** Goal of the exercise **
Extract each record and reproduce it exactly.

** Saved entries **
+ + + +
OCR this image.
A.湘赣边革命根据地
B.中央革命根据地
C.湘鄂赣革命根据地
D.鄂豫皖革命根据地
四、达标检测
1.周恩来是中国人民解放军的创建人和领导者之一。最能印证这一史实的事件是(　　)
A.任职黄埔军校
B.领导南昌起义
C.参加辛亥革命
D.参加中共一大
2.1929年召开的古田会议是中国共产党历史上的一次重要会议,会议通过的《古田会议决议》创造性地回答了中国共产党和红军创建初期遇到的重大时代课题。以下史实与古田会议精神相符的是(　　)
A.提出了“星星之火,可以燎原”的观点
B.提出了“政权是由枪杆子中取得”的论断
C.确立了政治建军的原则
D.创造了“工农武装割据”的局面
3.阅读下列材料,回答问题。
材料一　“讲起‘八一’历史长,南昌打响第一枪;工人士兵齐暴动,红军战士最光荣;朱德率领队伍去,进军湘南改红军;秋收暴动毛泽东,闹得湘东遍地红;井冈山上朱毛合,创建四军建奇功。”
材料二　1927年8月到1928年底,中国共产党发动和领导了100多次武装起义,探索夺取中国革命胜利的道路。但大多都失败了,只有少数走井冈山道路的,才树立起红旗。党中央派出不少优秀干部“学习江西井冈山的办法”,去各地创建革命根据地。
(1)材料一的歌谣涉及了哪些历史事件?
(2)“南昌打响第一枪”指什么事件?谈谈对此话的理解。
+ + + +
** Answer to the problem **
OCR this image.
A.湘赣边革命根据地
B.中央革命根据地
C.湘鄂赣革命根据地
D.鄂豫皖革命根据地
四、达标检测
1.周恩来是中国人民解放军的创建人和领导者之一。最能印证这一史实的事件是(　　)
A.任职黄埔军校
B.领导南昌起义
C.参加辛亥革命
D.参加中共一大
2.1929年召开的古田会议是中国共产党历史上的一次重要会议,会议通过的《古田会议决议》创造性地回答了中国共产党和红军创建初期遇到的重大时代课题。以下史实与古田会议精神相符的是(　　)
A.提出了“星星之火,可以燎原”的观点
B.提出了“政权是由枪杆子中取得”的论断
C.确立了政治建军的原则
D.创造了“工农武装割据”的局面
3.阅读下列材料,回答问题。
材料一　“讲起‘八一’历史长,南昌打响第一枪;工人士兵齐暴动,红军战士最光荣;朱德率领队伍去,进军湘南改红军;秋收暴动毛泽东,闹得湘东遍地红;井冈山上朱毛合,创建四军建奇功。”
材料二　1927年8月到1928年底,中国共产党发动和领导了100多次武装起义,探索夺取中国革命胜利的道路。但大多都失败了,只有少数走井冈山道路的,才树立起红旗。党中央派出不少优秀干部“学习江西井冈山的办法”,去各地创建革命根据地。
(1)材料一的歌谣涉及了哪些历史事件?
(2)“南昌打响第一枪”指什么事件?谈谈对此话的理解。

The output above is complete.